**The task**
Produce an exact transcription of the listing below, omitting the pictures.

**Data extract**
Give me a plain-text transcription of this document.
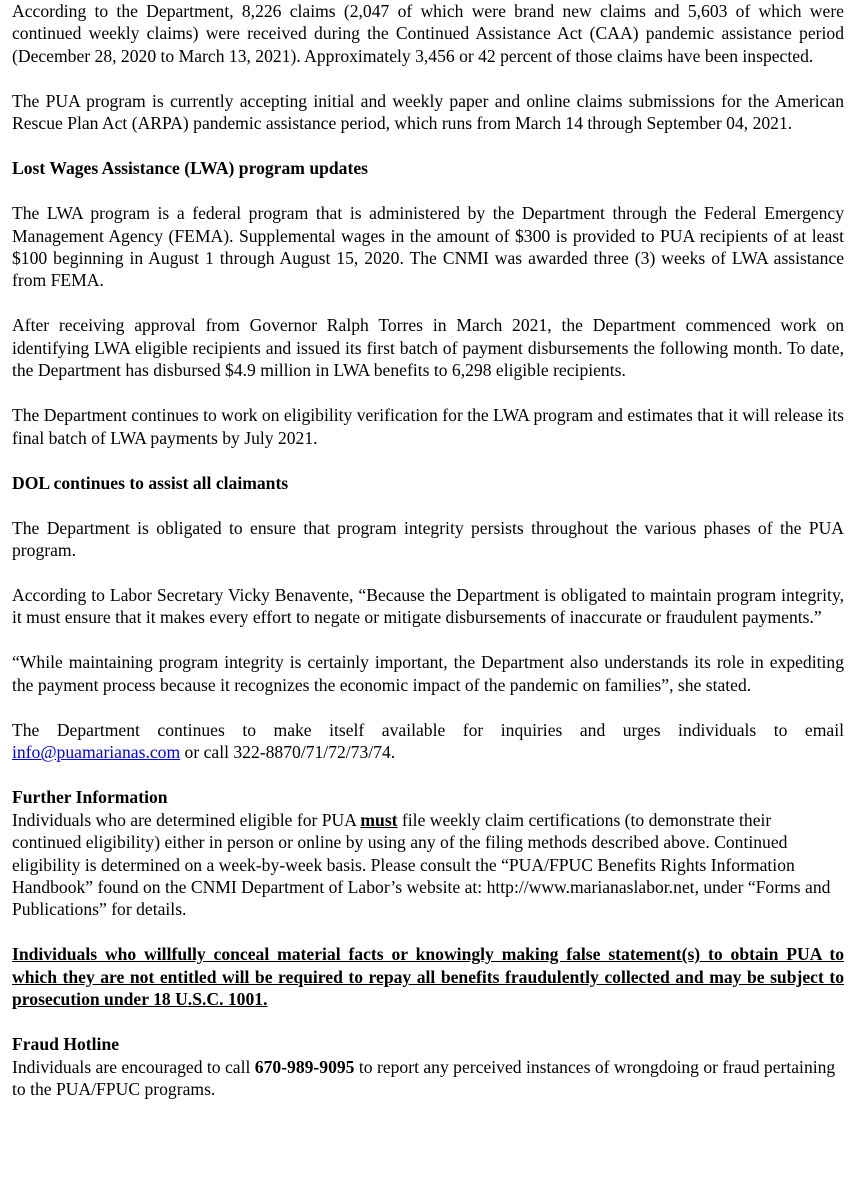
According to the Department, 8,226 claims (2,047 of which were brand new claims and 5,603 of which were continued weekly claims) were received during the Continued Assistance Act (CAA) pandemic assistance period (December 28, 2020 to March 13, 2021). Approximately 3,456 or 42 percent of those claims have been inspected.

The PUA program is currently accepting initial and weekly paper and online claims submissions for the American Rescue Plan Act (ARPA) pandemic assistance period, which runs from March 14 through September 04, 2021.

Lost Wages Assistance (LWA) program updates

The LWA program is a federal program that is administered by the Department through the Federal Emergency Management Agency (FEMA). Supplemental wages in the amount of $300 is provided to PUA recipients of at least $100 beginning in August 1 through August 15, 2020. The CNMI was awarded three (3) weeks of LWA assistance from FEMA.

After receiving approval from Governor Ralph Torres in March 2021, the Department commenced work on identifying LWA eligible recipients and issued its first batch of payment disbursements the following month. To date, the Department has disbursed $4.9 million in LWA benefits to 6,298 eligible recipients.

The Department continues to work on eligibility verification for the LWA program and estimates that it will release its final batch of LWA payments by July 2021.

DOL continues to assist all claimants

The Department is obligated to ensure that program integrity persists throughout the various phases of the PUA program.

According to Labor Secretary Vicky Benavente, “Because the Department is obligated to maintain program integrity, it must ensure that it makes every effort to negate or mitigate disbursements of inaccurate or fraudulent payments.”

“While maintaining program integrity is certainly important, the Department also understands its role in expediting the payment process because it recognizes the economic impact of the pandemic on families”, she stated.

The Department continues to make itself available for inquiries and urges individuals to email info@puamarianas.com or call 322-8870/71/72/73/74.

Further Information

Individuals who are determined eligible for PUA must file weekly claim certifications (to demonstrate their continued eligibility) either in person or online by using any of the filing methods described above. Continued eligibility is determined on a week-by-week basis. Please consult the “PUA/FPUC Benefits Rights Information Handbook” found on the CNMI Department of Labor’s website at: http://www.marianaslabor.net, under “Forms and Publications” for details.

Individuals who willfully conceal material facts or knowingly making false statement(s) to obtain PUA to which they are not entitled will be required to repay all benefits fraudulently collected and may be subject to prosecution under 18 U.S.C. 1001.

Fraud Hotline

Individuals are encouraged to call 670-989-9095 to report any perceived instances of wrongdoing or fraud pertaining to the PUA/FPUC programs.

**Response**
Give me a plain-text transcription of this document.
According to the Department, 8,226 claims (2,047 of which were brand new claims and 5,603 of which were continued weekly claims) were received during the Continued Assistance Act (CAA) pandemic assistance period (December 28, 2020 to March 13, 2021). Approximately 3,456 or 42 percent of those claims have been inspected.

The PUA program is currently accepting initial and weekly paper and online claims submissions for the American Rescue Plan Act (ARPA) pandemic assistance period, which runs from March 14 through September 04, 2021.

Lost Wages Assistance (LWA) program updates

The LWA program is a federal program that is administered by the Department through the Federal Emergency Management Agency (FEMA). Supplemental wages in the amount of $300 is provided to PUA recipients of at least $100 beginning in August 1 through August 15, 2020. The CNMI was awarded three (3) weeks of LWA assistance from FEMA.

After receiving approval from Governor Ralph Torres in March 2021, the Department commenced work on identifying LWA eligible recipients and issued its first batch of payment disbursements the following month. To date, the Department has disbursed $4.9 million in LWA benefits to 6,298 eligible recipients.

The Department continues to work on eligibility verification for the LWA program and estimates that it will release its final batch of LWA payments by July 2021.

DOL continues to assist all claimants

The Department is obligated to ensure that program integrity persists throughout the various phases of the PUA program.

According to Labor Secretary Vicky Benavente, “Because the Department is obligated to maintain program integrity, it must ensure that it makes every effort to negate or mitigate disbursements of inaccurate or fraudulent payments.”

“While maintaining program integrity is certainly important, the Department also understands its role in expediting the payment process because it recognizes the economic impact of the pandemic on families”, she stated.

The Department continues to make itself available for inquiries and urges individuals to email info@puamarianas.com or call 322-8870/71/72/73/74.

Further Information

Individuals who are determined eligible for PUA must file weekly claim certifications (to demonstrate their continued eligibility) either in person or online by using any of the filing methods described above. Continued eligibility is determined on a week-by-week basis. Please consult the “PUA/FPUC Benefits Rights Information Handbook” found on the CNMI Department of Labor’s website at: http://www.marianaslabor.net, under “Forms and Publications” for details.

Individuals who willfully conceal material facts or knowingly making false statement(s) to obtain PUA to which they are not entitled will be required to repay all benefits fraudulently collected and may be subject to prosecution under 18 U.S.C. 1001.

Fraud Hotline

Individuals are encouraged to call 670-989-9095 to report any perceived instances of wrongdoing or fraud pertaining to the PUA/FPUC programs.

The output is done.